▸ Written request:
From the listing below, return each line that includes "Team".

▸ Listed records:
--
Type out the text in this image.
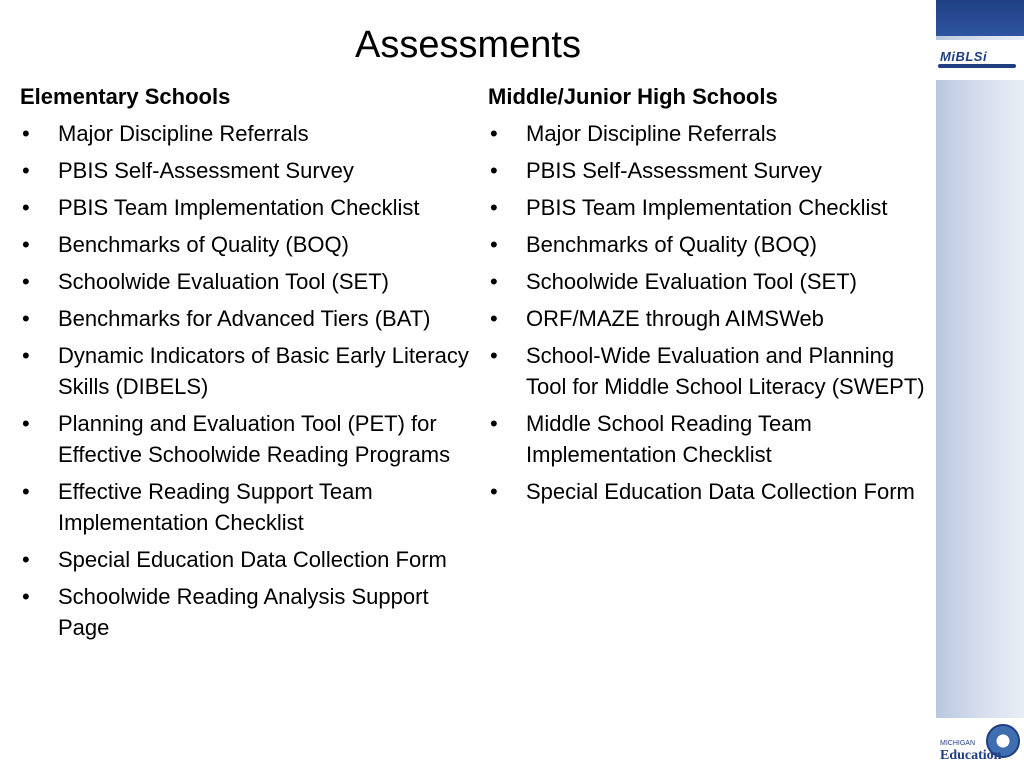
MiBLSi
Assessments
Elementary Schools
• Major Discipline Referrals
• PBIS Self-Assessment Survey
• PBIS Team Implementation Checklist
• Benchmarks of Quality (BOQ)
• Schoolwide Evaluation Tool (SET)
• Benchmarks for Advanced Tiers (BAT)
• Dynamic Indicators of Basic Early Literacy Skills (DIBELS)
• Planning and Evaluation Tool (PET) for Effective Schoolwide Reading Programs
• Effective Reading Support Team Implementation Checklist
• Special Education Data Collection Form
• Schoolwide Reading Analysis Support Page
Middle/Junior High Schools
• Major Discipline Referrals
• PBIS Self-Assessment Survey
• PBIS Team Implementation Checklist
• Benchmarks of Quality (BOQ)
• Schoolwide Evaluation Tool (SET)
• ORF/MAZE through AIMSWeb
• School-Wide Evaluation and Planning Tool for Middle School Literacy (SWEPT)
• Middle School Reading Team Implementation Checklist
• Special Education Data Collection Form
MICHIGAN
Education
--
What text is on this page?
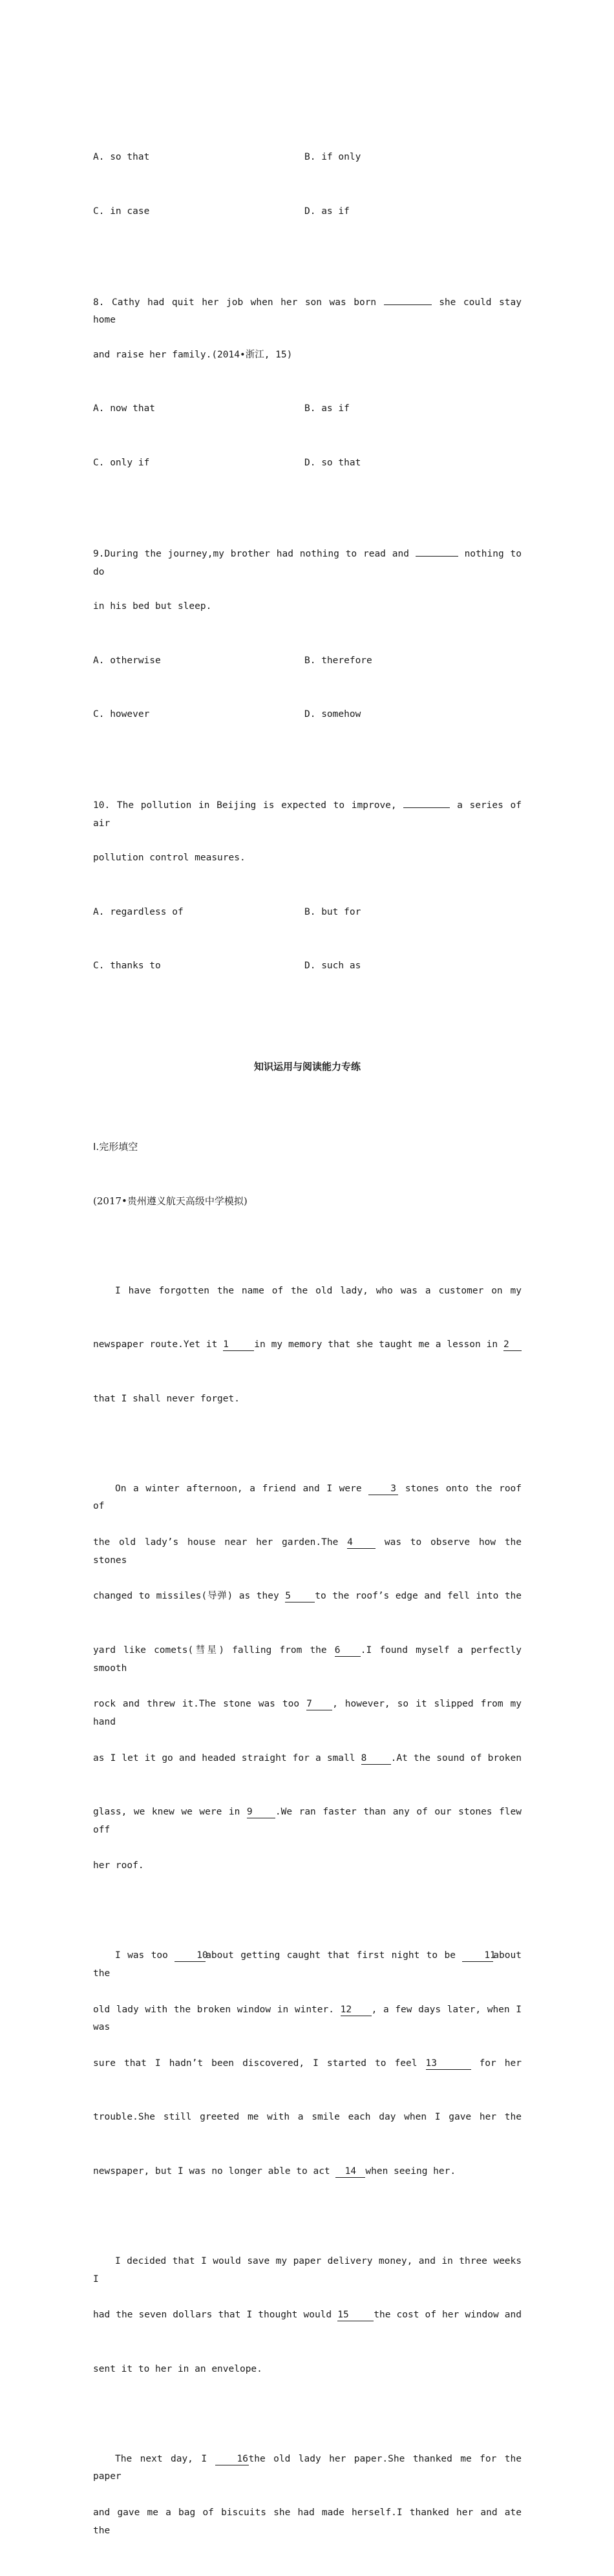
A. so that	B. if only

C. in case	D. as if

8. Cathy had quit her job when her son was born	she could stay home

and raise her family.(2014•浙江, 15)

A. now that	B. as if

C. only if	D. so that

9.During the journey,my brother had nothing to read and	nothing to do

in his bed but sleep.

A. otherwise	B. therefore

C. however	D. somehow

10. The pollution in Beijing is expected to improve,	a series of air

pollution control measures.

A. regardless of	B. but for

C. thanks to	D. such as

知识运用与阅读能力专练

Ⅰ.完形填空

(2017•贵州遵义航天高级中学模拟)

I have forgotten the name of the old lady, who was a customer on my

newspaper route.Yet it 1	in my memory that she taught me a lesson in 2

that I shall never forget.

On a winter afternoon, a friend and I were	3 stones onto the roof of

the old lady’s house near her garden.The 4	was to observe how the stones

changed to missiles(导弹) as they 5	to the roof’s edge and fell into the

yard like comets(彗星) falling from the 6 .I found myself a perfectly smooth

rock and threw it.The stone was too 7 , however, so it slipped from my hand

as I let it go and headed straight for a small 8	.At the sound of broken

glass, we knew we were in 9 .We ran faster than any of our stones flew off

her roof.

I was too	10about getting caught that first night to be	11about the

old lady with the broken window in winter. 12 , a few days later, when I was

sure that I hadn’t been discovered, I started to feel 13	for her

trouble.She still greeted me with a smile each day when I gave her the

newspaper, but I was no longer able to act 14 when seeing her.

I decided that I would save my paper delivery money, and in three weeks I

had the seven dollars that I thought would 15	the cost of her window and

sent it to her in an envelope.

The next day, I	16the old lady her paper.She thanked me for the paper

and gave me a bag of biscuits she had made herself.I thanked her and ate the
--
▸ Result for this task:
• PBIS Team Implementation Checklist
• Effective Reading Support Team Implementation Checklist
• PBIS Team Implementation Checklist
• Middle School Reading Team Implementation Checklist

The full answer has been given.